** start **
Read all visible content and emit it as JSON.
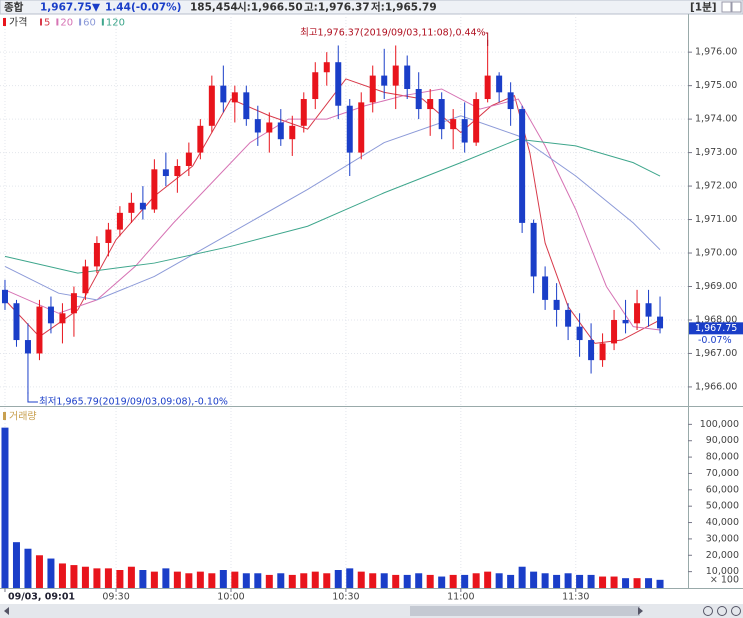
{
  "header": {
    "market": "종합",
    "price": "1,967.75",
    "arrow": "▼",
    "change": "1.44",
    "change_pct": "(-0.07%)",
    "volume": "185,454",
    "open": "시:1,966.50",
    "high": "고:1,976.37",
    "low": "저:1,965.79",
    "interval": "[1분]"
  },
  "chart_data": [
    {
      "type": "candlestick",
      "name": "가격",
      "x": [
        1,
        4,
        7,
        10,
        13,
        16,
        19,
        22,
        25,
        28,
        31,
        34,
        37,
        40,
        43,
        46,
        49,
        52,
        55,
        58,
        61,
        64,
        67,
        70,
        73,
        76,
        79,
        82,
        85,
        88,
        91,
        94,
        97,
        100,
        103,
        106,
        109,
        112,
        115,
        118,
        121,
        124,
        127,
        130,
        133,
        136,
        139,
        142,
        145,
        148,
        151,
        154,
        157,
        160,
        163,
        166,
        169,
        172
      ],
      "open": [
        1968.9,
        1968.5,
        1967.4,
        1967.0,
        1968.4,
        1967.9,
        1968.2,
        1968.8,
        1969.6,
        1970.3,
        1970.7,
        1971.2,
        1971.5,
        1971.3,
        1972.5,
        1972.3,
        1972.6,
        1973.0,
        1973.8,
        1975.0,
        1974.5,
        1974.8,
        1974.0,
        1973.6,
        1973.9,
        1973.4,
        1973.8,
        1974.6,
        1975.4,
        1975.7,
        1974.4,
        1973.0,
        1974.5,
        1975.3,
        1975.0,
        1975.6,
        1974.9,
        1974.3,
        1974.6,
        1973.7,
        1974.0,
        1973.3,
        1974.6,
        1975.3,
        1974.8,
        1974.3,
        1970.9,
        1969.3,
        1968.6,
        1968.3,
        1967.8,
        1967.4,
        1966.8,
        1967.3,
        1968.0,
        1967.9,
        1968.5,
        1968.1
      ],
      "high": [
        1969.2,
        1968.6,
        1967.9,
        1968.6,
        1968.7,
        1968.5,
        1969.0,
        1969.8,
        1970.5,
        1970.9,
        1971.4,
        1971.8,
        1972.0,
        1972.8,
        1973.0,
        1972.8,
        1973.3,
        1974.0,
        1975.3,
        1975.6,
        1975.0,
        1975.0,
        1974.4,
        1974.2,
        1974.3,
        1974.1,
        1974.8,
        1975.7,
        1976.0,
        1976.2,
        1974.6,
        1974.8,
        1975.6,
        1976.1,
        1976.2,
        1975.9,
        1975.4,
        1974.9,
        1974.8,
        1974.3,
        1974.5,
        1974.8,
        1976.37,
        1975.4,
        1975.1,
        1974.4,
        1971.0,
        1969.6,
        1969.1,
        1968.5,
        1968.2,
        1967.9,
        1967.6,
        1968.3,
        1968.6,
        1968.9,
        1968.9,
        1968.7
      ],
      "low": [
        1968.3,
        1967.2,
        1965.79,
        1966.8,
        1967.6,
        1967.3,
        1967.5,
        1968.6,
        1969.4,
        1969.9,
        1970.5,
        1970.9,
        1971.0,
        1971.2,
        1972.0,
        1971.8,
        1972.3,
        1972.8,
        1973.6,
        1974.2,
        1973.9,
        1973.8,
        1973.2,
        1973.0,
        1973.2,
        1972.9,
        1973.6,
        1974.3,
        1975.0,
        1974.0,
        1972.3,
        1972.8,
        1974.2,
        1974.6,
        1974.3,
        1974.6,
        1974.0,
        1973.5,
        1973.4,
        1973.1,
        1973.0,
        1973.2,
        1974.5,
        1974.5,
        1973.8,
        1970.6,
        1968.8,
        1968.3,
        1967.8,
        1967.4,
        1966.9,
        1966.4,
        1966.6,
        1967.1,
        1967.6,
        1967.7,
        1967.8,
        1967.6
      ],
      "close": [
        1968.5,
        1967.4,
        1967.0,
        1968.4,
        1967.9,
        1968.2,
        1968.8,
        1969.6,
        1970.3,
        1970.7,
        1971.2,
        1971.5,
        1971.3,
        1972.5,
        1972.3,
        1972.6,
        1973.0,
        1973.8,
        1975.0,
        1974.5,
        1974.8,
        1974.0,
        1973.6,
        1973.9,
        1973.4,
        1973.8,
        1974.6,
        1975.4,
        1975.7,
        1974.4,
        1973.0,
        1974.5,
        1975.3,
        1975.0,
        1975.6,
        1974.9,
        1974.3,
        1974.6,
        1973.7,
        1974.0,
        1973.3,
        1974.6,
        1975.3,
        1974.8,
        1974.3,
        1970.9,
        1969.3,
        1968.6,
        1968.3,
        1967.8,
        1967.4,
        1966.8,
        1967.3,
        1968.0,
        1967.9,
        1968.5,
        1968.1,
        1967.75
      ],
      "up_color": "#e8141c",
      "down_color": "#1a3ec8",
      "xlim": [
        -0.3,
        179.3
      ],
      "xticks": [
        {
          "value": 1,
          "label": "09/03, 09:01"
        },
        {
          "value": 30,
          "label": "09:30"
        },
        {
          "value": 60,
          "label": "10:00"
        },
        {
          "value": 90,
          "label": "10:30"
        },
        {
          "value": 120,
          "label": "11:00"
        },
        {
          "value": 150,
          "label": "11:30"
        }
      ],
      "ylim": [
        1965.46,
        1977.14
      ],
      "yticks": [
        {
          "value": 1966,
          "label": "1,966.00"
        },
        {
          "value": 1967,
          "label": "1,967.00"
        },
        {
          "value": 1968,
          "label": "1,968.00"
        },
        {
          "value": 1969,
          "label": "1,969.00"
        },
        {
          "value": 1970,
          "label": "1,970.00"
        },
        {
          "value": 1971,
          "label": "1,971.00"
        },
        {
          "value": 1972,
          "label": "1,972.00"
        },
        {
          "value": 1973,
          "label": "1,973.00"
        },
        {
          "value": 1974,
          "label": "1,974.00"
        },
        {
          "value": 1975,
          "label": "1,975.00"
        },
        {
          "value": 1976,
          "label": "1,976.00"
        }
      ],
      "grid": true,
      "overlays": [
        {
          "name": "5",
          "color": "#d83a4a",
          "x": [
            1,
            10,
            20,
            30,
            40,
            50,
            60,
            70,
            80,
            90,
            100,
            110,
            120,
            128,
            134,
            138,
            142,
            148,
            155,
            162,
            172
          ],
          "values": [
            1968.6,
            1967.5,
            1968.3,
            1970.4,
            1971.7,
            1972.6,
            1974.6,
            1974.1,
            1973.7,
            1975.2,
            1974.8,
            1974.6,
            1973.6,
            1974.4,
            1974.7,
            1973.0,
            1970.3,
            1968.4,
            1967.3,
            1967.4,
            1968.0
          ]
        },
        {
          "name": "20",
          "color": "#d673b4",
          "x": [
            1,
            15,
            25,
            35,
            45,
            55,
            65,
            75,
            85,
            95,
            105,
            115,
            125,
            135,
            142,
            150,
            158,
            165,
            172
          ],
          "values": [
            1968.9,
            1968.2,
            1968.6,
            1969.6,
            1970.9,
            1972.1,
            1973.3,
            1974.0,
            1974.0,
            1974.4,
            1974.7,
            1974.9,
            1974.3,
            1974.6,
            1973.2,
            1971.3,
            1969.0,
            1967.8,
            1967.7
          ]
        },
        {
          "name": "60",
          "color": "#8c9ad8",
          "x": [
            1,
            15,
            25,
            40,
            60,
            80,
            100,
            120,
            135,
            150,
            165,
            172
          ],
          "values": [
            1969.6,
            1968.8,
            1968.6,
            1969.3,
            1970.6,
            1971.9,
            1973.3,
            1974.1,
            1973.5,
            1972.3,
            1970.9,
            1970.1
          ]
        },
        {
          "name": "120",
          "color": "#3ea68c",
          "x": [
            1,
            20,
            40,
            60,
            80,
            100,
            120,
            135,
            150,
            165,
            172
          ],
          "values": [
            1969.9,
            1969.4,
            1969.7,
            1970.2,
            1970.8,
            1971.8,
            1972.7,
            1973.4,
            1973.2,
            1972.7,
            1972.3
          ]
        }
      ],
      "annotations": [
        {
          "text": "최고1,976.37(2019/09/03,11:08),0.44%"
        },
        {
          "text": "최저1,965.79(2019/09/03,09:08),-0.10%"
        }
      ],
      "last_price": {
        "value": 1967.75,
        "label": "1,967.75",
        "change": "-0.07%"
      }
    },
    {
      "type": "bar",
      "name": "거래량",
      "values": [
        98000,
        28000,
        24000,
        20000,
        18000,
        15000,
        14000,
        13000,
        12000,
        12000,
        11000,
        13000,
        11000,
        10000,
        12000,
        10000,
        9000,
        10000,
        9000,
        11000,
        10000,
        9000,
        9000,
        8000,
        9000,
        8000,
        9000,
        10000,
        9000,
        11000,
        12000,
        10000,
        9000,
        9000,
        8000,
        8000,
        9000,
        8000,
        7000,
        8000,
        8000,
        9000,
        10000,
        9000,
        8000,
        13000,
        10000,
        9000,
        8000,
        9000,
        8000,
        8000,
        7000,
        7000,
        6000,
        6000,
        6000,
        5000
      ],
      "ylim": [
        0,
        110000
      ],
      "yticks": [
        {
          "value": 10000,
          "label": "10,000"
        },
        {
          "value": 20000,
          "label": "20,000"
        },
        {
          "value": 30000,
          "label": "30,000"
        },
        {
          "value": 40000,
          "label": "40,000"
        },
        {
          "value": 50000,
          "label": "50,000"
        },
        {
          "value": 60000,
          "label": "60,000"
        },
        {
          "value": 70000,
          "label": "70,000"
        },
        {
          "value": 80000,
          "label": "80,000"
        },
        {
          "value": 90000,
          "label": "90,000"
        },
        {
          "value": 100000,
          "label": "100,000"
        }
      ],
      "unit_label": "× 100",
      "legend_color": "#c8a050"
    }
  ]
}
** end **
■ **GOAL**
Search the lines for "text". Copy each line that has it.

■ **FULL RESPONSE**
          "text": "최고1,976.37(2019/09/03,11:08),0.44%"
          "text": "최저1,965.79(2019/09/03,09:08),-0.10%"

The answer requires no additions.